• Lines of data:
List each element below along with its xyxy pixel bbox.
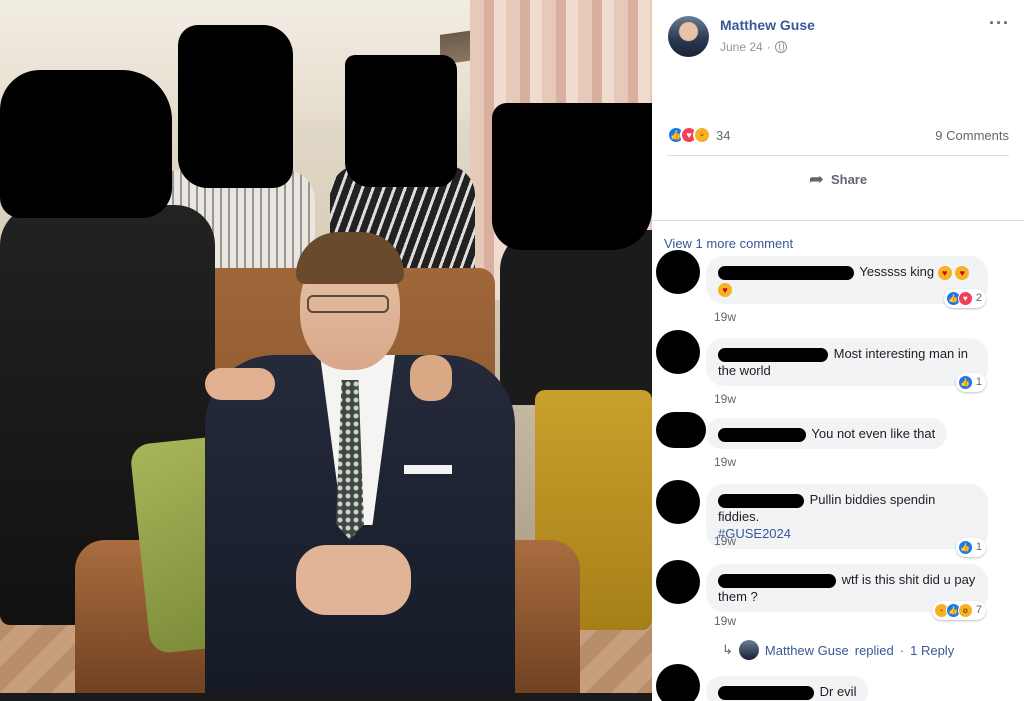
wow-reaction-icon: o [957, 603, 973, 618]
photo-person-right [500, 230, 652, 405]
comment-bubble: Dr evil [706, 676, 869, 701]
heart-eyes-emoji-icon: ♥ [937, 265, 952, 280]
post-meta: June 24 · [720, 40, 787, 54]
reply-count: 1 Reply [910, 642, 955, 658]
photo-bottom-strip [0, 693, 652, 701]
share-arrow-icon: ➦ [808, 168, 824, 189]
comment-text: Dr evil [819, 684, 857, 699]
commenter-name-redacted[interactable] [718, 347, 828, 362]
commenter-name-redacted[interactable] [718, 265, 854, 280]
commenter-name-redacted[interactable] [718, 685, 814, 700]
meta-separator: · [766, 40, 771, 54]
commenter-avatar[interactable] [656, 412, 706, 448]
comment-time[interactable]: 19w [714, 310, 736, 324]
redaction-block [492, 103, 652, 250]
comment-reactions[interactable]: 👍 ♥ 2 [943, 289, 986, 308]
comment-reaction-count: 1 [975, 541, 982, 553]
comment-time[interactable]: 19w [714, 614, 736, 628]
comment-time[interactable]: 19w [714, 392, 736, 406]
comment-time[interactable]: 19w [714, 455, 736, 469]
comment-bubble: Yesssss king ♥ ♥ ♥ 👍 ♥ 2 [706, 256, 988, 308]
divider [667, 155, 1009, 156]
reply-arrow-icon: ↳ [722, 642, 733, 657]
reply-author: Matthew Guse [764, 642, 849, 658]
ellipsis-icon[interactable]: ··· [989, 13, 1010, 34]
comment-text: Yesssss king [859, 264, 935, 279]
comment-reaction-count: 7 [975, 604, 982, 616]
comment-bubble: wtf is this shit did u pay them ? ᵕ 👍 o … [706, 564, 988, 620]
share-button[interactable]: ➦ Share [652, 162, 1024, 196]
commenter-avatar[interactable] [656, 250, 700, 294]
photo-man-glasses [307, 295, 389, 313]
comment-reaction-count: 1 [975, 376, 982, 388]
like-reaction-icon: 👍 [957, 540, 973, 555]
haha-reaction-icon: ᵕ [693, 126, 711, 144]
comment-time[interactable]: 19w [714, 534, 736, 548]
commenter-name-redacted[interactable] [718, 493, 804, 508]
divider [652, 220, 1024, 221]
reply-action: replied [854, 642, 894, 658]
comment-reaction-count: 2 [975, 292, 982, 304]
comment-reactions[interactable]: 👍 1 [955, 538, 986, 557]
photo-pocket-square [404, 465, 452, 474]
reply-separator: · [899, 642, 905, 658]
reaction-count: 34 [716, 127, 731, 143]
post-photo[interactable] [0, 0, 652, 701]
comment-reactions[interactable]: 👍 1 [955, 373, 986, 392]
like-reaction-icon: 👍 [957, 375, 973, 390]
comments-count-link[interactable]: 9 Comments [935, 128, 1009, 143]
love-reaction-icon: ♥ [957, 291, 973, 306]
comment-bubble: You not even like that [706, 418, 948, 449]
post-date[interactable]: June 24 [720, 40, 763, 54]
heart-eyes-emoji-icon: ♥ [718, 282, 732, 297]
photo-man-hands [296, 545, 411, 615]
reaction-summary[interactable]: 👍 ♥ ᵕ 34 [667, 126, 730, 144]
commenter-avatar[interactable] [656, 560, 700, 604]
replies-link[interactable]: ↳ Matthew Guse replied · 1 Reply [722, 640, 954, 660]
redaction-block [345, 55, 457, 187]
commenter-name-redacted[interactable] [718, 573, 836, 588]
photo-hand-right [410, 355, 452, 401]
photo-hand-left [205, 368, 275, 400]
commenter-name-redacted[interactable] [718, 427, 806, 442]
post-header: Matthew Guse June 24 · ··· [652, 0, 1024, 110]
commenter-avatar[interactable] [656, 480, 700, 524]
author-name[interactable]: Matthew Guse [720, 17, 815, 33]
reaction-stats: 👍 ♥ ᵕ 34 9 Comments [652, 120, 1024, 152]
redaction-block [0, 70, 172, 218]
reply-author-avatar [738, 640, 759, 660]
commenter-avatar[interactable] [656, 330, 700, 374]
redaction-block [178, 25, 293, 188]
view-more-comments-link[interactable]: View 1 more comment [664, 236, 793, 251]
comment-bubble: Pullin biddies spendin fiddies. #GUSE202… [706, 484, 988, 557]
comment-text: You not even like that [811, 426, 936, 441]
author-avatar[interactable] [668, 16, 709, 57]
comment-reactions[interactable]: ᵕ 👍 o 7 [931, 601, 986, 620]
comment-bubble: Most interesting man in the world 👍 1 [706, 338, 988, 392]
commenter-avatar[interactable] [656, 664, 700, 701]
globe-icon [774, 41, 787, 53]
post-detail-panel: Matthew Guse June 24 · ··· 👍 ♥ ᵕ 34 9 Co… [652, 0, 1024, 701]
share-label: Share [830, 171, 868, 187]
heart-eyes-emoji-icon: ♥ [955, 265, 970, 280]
* * *
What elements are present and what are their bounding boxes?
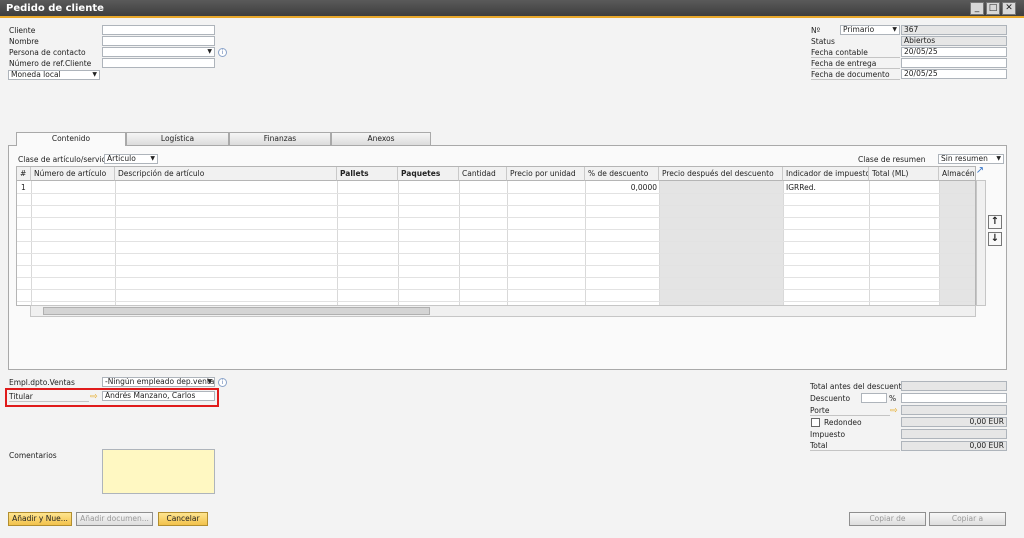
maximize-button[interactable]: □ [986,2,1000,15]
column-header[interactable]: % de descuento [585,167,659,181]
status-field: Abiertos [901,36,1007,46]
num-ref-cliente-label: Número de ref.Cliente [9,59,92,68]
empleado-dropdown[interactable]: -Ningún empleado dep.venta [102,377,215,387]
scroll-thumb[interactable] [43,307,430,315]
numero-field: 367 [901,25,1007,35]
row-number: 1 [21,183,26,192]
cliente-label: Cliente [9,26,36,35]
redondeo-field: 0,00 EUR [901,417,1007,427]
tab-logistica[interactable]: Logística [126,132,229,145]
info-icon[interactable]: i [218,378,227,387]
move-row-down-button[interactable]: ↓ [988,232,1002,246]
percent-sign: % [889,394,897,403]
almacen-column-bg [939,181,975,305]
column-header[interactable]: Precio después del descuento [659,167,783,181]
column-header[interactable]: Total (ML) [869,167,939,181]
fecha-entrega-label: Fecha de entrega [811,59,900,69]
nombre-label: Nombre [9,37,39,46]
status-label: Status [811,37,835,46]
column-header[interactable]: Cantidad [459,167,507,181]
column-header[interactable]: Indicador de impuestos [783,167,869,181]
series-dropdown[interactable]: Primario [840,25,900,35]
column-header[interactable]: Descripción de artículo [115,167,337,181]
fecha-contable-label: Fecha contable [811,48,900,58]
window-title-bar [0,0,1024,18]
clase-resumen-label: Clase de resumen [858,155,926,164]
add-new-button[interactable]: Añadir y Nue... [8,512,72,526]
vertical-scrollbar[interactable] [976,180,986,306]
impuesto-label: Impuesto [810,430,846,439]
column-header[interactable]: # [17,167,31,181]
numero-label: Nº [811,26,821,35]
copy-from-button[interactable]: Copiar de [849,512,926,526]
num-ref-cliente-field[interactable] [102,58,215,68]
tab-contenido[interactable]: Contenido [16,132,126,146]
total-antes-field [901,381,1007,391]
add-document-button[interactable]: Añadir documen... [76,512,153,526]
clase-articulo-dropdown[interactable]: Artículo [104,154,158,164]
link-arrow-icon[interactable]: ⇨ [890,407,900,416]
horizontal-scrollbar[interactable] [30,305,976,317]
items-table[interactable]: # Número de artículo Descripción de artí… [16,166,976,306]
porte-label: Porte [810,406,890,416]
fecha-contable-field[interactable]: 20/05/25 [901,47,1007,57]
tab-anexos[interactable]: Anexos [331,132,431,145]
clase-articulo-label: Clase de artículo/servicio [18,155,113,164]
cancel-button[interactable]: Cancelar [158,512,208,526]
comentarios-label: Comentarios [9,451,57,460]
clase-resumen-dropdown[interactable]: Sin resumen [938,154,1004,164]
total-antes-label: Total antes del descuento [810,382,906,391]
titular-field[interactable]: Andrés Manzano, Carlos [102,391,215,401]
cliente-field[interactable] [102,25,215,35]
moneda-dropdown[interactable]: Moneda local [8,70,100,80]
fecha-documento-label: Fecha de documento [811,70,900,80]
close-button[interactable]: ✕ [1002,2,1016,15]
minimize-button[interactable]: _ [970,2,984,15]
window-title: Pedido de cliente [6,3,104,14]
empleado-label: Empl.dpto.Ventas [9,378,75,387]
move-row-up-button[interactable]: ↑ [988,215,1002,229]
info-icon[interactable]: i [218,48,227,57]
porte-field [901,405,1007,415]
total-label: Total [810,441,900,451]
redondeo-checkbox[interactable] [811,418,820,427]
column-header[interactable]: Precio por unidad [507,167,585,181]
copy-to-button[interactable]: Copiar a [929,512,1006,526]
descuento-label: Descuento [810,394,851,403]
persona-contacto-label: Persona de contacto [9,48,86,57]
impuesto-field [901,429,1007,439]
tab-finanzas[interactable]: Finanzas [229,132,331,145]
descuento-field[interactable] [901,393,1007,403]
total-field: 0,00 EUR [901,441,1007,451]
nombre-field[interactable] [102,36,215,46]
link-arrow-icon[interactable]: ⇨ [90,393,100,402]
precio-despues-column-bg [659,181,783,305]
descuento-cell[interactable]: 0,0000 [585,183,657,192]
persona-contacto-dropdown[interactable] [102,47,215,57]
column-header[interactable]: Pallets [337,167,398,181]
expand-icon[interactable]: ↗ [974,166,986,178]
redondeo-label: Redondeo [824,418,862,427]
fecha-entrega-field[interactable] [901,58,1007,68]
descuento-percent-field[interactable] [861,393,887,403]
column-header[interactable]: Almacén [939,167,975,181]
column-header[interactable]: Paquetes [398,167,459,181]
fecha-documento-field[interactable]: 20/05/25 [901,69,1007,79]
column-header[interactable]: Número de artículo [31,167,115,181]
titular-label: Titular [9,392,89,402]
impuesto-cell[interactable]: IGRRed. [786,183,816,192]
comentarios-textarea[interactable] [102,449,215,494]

• EXERCISE TASK: Convert the lines running from the line with "wow-reaction-icon: o [957, 603, 973, 618]" up to and including the line with "photo-bottom-strip [0, 693, 652, 701]" into a JSON list of strings, one string per line, with blank lines left out.

• OUTPUT OF THE EXERCISE:
[
  "wow-reaction-icon: o [957, 603, 973, 618]",
  "photo-person-right [500, 230, 652, 405]",
  "comment-bubble: Dr evil [706, 676, 869, 701]",
  "heart-eyes-emoji-icon: ♥ [937, 265, 952, 280]",
  "post-meta: June 24 · [720, 40, 787, 54]",
  "reply-count: 1 Reply [910, 642, 955, 658]",
  "photo-bottom-strip [0, 693, 652, 701]"
]